§ **AIM**:
All of the data below must be repeated exactly.

§ **GIVEN INFORMATION**:
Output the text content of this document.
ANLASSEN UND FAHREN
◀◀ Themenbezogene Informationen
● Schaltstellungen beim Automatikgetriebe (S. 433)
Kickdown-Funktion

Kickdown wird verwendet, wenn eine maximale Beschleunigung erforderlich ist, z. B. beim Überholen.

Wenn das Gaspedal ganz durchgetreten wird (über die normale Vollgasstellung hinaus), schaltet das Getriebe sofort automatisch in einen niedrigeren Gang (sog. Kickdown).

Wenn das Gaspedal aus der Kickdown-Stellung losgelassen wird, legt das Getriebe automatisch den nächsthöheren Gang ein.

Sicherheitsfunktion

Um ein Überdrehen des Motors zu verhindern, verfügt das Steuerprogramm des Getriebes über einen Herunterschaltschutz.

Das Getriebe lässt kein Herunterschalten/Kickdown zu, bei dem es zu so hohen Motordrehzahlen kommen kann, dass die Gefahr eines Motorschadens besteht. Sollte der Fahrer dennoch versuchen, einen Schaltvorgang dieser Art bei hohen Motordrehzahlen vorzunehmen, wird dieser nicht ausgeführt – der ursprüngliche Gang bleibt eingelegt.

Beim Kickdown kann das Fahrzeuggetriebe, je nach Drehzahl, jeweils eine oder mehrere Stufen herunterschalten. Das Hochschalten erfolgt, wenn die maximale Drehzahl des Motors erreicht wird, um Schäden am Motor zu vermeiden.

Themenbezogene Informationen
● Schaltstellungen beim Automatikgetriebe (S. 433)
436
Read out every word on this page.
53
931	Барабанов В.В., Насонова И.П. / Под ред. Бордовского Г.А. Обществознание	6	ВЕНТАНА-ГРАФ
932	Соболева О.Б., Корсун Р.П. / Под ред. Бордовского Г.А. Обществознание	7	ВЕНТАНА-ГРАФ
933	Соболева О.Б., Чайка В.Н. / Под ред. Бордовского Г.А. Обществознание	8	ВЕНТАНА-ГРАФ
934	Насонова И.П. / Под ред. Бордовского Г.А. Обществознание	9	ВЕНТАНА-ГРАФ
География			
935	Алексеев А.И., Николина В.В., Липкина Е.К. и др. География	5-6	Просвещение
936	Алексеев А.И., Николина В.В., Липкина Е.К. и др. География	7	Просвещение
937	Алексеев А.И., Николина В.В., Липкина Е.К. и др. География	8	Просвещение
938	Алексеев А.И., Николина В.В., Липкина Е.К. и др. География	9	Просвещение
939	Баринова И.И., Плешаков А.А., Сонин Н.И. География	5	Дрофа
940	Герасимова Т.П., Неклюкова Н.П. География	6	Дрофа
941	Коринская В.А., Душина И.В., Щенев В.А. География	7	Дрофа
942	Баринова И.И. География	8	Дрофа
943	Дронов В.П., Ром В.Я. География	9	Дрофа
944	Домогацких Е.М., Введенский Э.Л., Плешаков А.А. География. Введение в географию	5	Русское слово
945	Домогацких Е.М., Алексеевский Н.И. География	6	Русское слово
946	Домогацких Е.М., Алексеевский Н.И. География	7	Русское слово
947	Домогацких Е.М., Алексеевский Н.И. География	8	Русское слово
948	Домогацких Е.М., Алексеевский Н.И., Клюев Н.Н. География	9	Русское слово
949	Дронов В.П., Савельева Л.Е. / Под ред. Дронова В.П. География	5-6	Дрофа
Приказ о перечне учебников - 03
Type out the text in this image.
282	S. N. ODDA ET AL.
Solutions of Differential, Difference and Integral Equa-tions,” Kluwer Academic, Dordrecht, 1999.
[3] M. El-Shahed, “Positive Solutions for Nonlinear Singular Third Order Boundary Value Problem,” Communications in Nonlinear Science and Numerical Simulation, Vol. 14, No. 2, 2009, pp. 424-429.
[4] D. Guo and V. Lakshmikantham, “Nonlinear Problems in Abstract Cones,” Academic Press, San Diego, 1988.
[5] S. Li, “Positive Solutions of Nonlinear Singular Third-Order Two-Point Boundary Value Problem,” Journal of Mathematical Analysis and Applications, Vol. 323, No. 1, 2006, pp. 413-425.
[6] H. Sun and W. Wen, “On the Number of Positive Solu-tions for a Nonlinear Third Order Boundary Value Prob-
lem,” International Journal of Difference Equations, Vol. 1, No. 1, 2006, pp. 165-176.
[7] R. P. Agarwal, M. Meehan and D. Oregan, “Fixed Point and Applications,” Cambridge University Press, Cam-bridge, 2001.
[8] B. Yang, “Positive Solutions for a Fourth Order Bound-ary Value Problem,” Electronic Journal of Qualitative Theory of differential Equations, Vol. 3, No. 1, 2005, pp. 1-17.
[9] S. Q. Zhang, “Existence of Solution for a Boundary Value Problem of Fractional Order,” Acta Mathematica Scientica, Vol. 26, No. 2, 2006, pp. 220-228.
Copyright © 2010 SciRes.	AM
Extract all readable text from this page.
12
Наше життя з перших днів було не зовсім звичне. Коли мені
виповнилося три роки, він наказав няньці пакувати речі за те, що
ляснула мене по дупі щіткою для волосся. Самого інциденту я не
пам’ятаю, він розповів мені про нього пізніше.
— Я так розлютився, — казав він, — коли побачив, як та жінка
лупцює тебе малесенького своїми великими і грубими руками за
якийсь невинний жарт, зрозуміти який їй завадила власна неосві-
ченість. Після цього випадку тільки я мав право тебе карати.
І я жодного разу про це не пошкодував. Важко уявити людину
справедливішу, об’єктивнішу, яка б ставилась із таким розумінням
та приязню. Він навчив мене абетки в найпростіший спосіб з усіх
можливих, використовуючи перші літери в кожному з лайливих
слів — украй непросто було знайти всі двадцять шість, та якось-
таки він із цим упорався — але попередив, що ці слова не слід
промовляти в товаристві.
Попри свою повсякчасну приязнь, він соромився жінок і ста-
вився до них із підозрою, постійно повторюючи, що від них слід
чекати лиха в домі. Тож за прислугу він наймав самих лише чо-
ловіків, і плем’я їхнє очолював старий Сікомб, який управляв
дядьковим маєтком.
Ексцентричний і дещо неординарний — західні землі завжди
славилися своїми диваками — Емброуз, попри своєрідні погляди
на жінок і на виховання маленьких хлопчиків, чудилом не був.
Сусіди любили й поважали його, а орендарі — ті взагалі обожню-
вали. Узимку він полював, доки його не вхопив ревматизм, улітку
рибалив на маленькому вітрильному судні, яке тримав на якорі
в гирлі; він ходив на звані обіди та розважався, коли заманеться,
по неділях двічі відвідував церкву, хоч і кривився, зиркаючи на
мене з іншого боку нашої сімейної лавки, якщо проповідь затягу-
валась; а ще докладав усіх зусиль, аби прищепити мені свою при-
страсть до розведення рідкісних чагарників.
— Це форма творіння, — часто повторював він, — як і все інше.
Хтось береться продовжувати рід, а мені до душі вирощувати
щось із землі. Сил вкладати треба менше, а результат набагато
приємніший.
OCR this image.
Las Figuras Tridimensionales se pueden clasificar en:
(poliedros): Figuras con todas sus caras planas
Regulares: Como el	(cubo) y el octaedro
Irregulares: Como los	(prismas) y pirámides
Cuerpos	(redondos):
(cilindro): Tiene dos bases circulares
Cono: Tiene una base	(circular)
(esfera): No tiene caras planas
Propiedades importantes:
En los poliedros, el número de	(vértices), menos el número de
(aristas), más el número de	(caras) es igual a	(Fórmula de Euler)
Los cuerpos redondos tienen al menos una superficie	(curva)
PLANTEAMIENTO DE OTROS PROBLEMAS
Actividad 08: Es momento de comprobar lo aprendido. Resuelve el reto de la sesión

§ **TASK RESULT**:
Output the text content of this document.
ANLASSEN UND FAHREN
◀◀ Themenbezogene Informationen
● Schaltstellungen beim Automatikgetriebe (S. 433)
Kickdown-Funktion

Kickdown wird verwendet, wenn eine maximale Beschleunigung erforderlich ist, z. B. beim Überholen.

Wenn das Gaspedal ganz durchgetreten wird (über die normale Vollgasstellung hinaus), schaltet das Getriebe sofort automatisch in einen niedrigeren Gang (sog. Kickdown).

Wenn das Gaspedal aus der Kickdown-Stellung losgelassen wird, legt das Getriebe automatisch den nächsthöheren Gang ein.

Sicherheitsfunktion

Um ein Überdrehen des Motors zu verhindern, verfügt das Steuerprogramm des Getriebes über einen Herunterschaltschutz.

Das Getriebe lässt kein Herunterschalten/Kickdown zu, bei dem es zu so hohen Motordrehzahlen kommen kann, dass die Gefahr eines Motorschadens besteht. Sollte der Fahrer dennoch versuchen, einen Schaltvorgang dieser Art bei hohen Motordrehzahlen vorzunehmen, wird dieser nicht ausgeführt – der ursprüngliche Gang bleibt eingelegt.

Beim Kickdown kann das Fahrzeuggetriebe, je nach Drehzahl, jeweils eine oder mehrere Stufen herunterschalten. Das Hochschalten erfolgt, wenn die maximale Drehzahl des Motors erreicht wird, um Schäden am Motor zu vermeiden.

Themenbezogene Informationen
● Schaltstellungen beim Automatikgetriebe (S. 433)
436
Read out every word on this page.
53
931	Барабанов В.В., Насонова И.П. / Под ред. Бордовского Г.А. Обществознание	6	ВЕНТАНА-ГРАФ
932	Соболева О.Б., Корсун Р.П. / Под ред. Бордовского Г.А. Обществознание	7	ВЕНТАНА-ГРАФ
933	Соболева О.Б., Чайка В.Н. / Под ред. Бордовского Г.А. Обществознание	8	ВЕНТАНА-ГРАФ
934	Насонова И.П. / Под ред. Бордовского Г.А. Обществознание	9	ВЕНТАНА-ГРАФ
География			
935	Алексеев А.И., Николина В.В., Липкина Е.К. и др. География	5-6	Просвещение
936	Алексеев А.И., Николина В.В., Липкина Е.К. и др. География	7	Просвещение
937	Алексеев А.И., Николина В.В., Липкина Е.К. и др. География	8	Просвещение
938	Алексеев А.И., Николина В.В., Липкина Е.К. и др. География	9	Просвещение
939	Баринова И.И., Плешаков А.А., Сонин Н.И. География	5	Дрофа
940	Герасимова Т.П., Неклюкова Н.П. География	6	Дрофа
941	Коринская В.А., Душина И.В., Щенев В.А. География	7	Дрофа
942	Баринова И.И. География	8	Дрофа
943	Дронов В.П., Ром В.Я. География	9	Дрофа
944	Домогацких Е.М., Введенский Э.Л., Плешаков А.А. География. Введение в географию	5	Русское слово
945	Домогацких Е.М., Алексеевский Н.И. География	6	Русское слово
946	Домогацких Е.М., Алексеевский Н.И. География	7	Русское слово
947	Домогацких Е.М., Алексеевский Н.И. География	8	Русское слово
948	Домогацких Е.М., Алексеевский Н.И., Клюев Н.Н. География	9	Русское слово
949	Дронов В.П., Савельева Л.Е. / Под ред. Дронова В.П. География	5-6	Дрофа
Приказ о перечне учебников - 03
Type out the text in this image.
282	S. N. ODDA ET AL.
Solutions of Differential, Difference and Integral Equa-tions,” Kluwer Academic, Dordrecht, 1999.
[3] M. El-Shahed, “Positive Solutions for Nonlinear Singular Third Order Boundary Value Problem,” Communications in Nonlinear Science and Numerical Simulation, Vol. 14, No. 2, 2009, pp. 424-429.
[4] D. Guo and V. Lakshmikantham, “Nonlinear Problems in Abstract Cones,” Academic Press, San Diego, 1988.
[5] S. Li, “Positive Solutions of Nonlinear Singular Third-Order Two-Point Boundary Value Problem,” Journal of Mathematical Analysis and Applications, Vol. 323, No. 1, 2006, pp. 413-425.
[6] H. Sun and W. Wen, “On the Number of Positive Solu-tions for a Nonlinear Third Order Boundary Value Prob-
lem,” International Journal of Difference Equations, Vol. 1, No. 1, 2006, pp. 165-176.
[7] R. P. Agarwal, M. Meehan and D. Oregan, “Fixed Point and Applications,” Cambridge University Press, Cam-bridge, 2001.
[8] B. Yang, “Positive Solutions for a Fourth Order Bound-ary Value Problem,” Electronic Journal of Qualitative Theory of differential Equations, Vol. 3, No. 1, 2005, pp. 1-17.
[9] S. Q. Zhang, “Existence of Solution for a Boundary Value Problem of Fractional Order,” Acta Mathematica Scientica, Vol. 26, No. 2, 2006, pp. 220-228.
Copyright © 2010 SciRes.	AM
Extract all readable text from this page.
12
Наше життя з перших днів було не зовсім звичне. Коли мені
виповнилося три роки, він наказав няньці пакувати речі за те, що
ляснула мене по дупі щіткою для волосся. Самого інциденту я не
пам’ятаю, він розповів мені про нього пізніше.
— Я так розлютився, — казав він, — коли побачив, як та жінка
лупцює тебе малесенького своїми великими і грубими руками за
якийсь невинний жарт, зрозуміти який їй завадила власна неосві-
ченість. Після цього випадку тільки я мав право тебе карати.
І я жодного разу про це не пошкодував. Важко уявити людину
справедливішу, об’єктивнішу, яка б ставилась із таким розумінням
та приязню. Він навчив мене абетки в найпростіший спосіб з усіх
можливих, використовуючи перші літери в кожному з лайливих
слів — украй непросто було знайти всі двадцять шість, та якось-
таки він із цим упорався — але попередив, що ці слова не слід
промовляти в товаристві.
Попри свою повсякчасну приязнь, він соромився жінок і ста-
вився до них із підозрою, постійно повторюючи, що від них слід
чекати лиха в домі. Тож за прислугу він наймав самих лише чо-
ловіків, і плем’я їхнє очолював старий Сікомб, який управляв
дядьковим маєтком.
Ексцентричний і дещо неординарний — західні землі завжди
славилися своїми диваками — Емброуз, попри своєрідні погляди
на жінок і на виховання маленьких хлопчиків, чудилом не був.
Сусіди любили й поважали його, а орендарі — ті взагалі обожню-
вали. Узимку він полював, доки його не вхопив ревматизм, улітку
рибалив на маленькому вітрильному судні, яке тримав на якорі
в гирлі; він ходив на звані обіди та розважався, коли заманеться,
по неділях двічі відвідував церкву, хоч і кривився, зиркаючи на
мене з іншого боку нашої сімейної лавки, якщо проповідь затягу-
валась; а ще докладав усіх зусиль, аби прищепити мені свою при-
страсть до розведення рідкісних чагарників.
— Це форма творіння, — часто повторював він, — як і все інше.
Хтось береться продовжувати рід, а мені до душі вирощувати
щось із землі. Сил вкладати треба менше, а результат набагато
приємніший.
OCR this image.
Las Figuras Tridimensionales se pueden clasificar en:
(poliedros): Figuras con todas sus caras planas
Regulares: Como el	(cubo) y el octaedro
Irregulares: Como los	(prismas) y pirámides
Cuerpos	(redondos):
(cilindro): Tiene dos bases circulares
Cono: Tiene una base	(circular)
(esfera): No tiene caras planas
Propiedades importantes:
En los poliedros, el número de	(vértices), menos el número de
(aristas), más el número de	(caras) es igual a	(Fórmula de Euler)
Los cuerpos redondos tienen al menos una superficie	(curva)
PLANTEAMIENTO DE OTROS PROBLEMAS
Actividad 08: Es momento de comprobar lo aprendido. Resuelve el reto de la sesión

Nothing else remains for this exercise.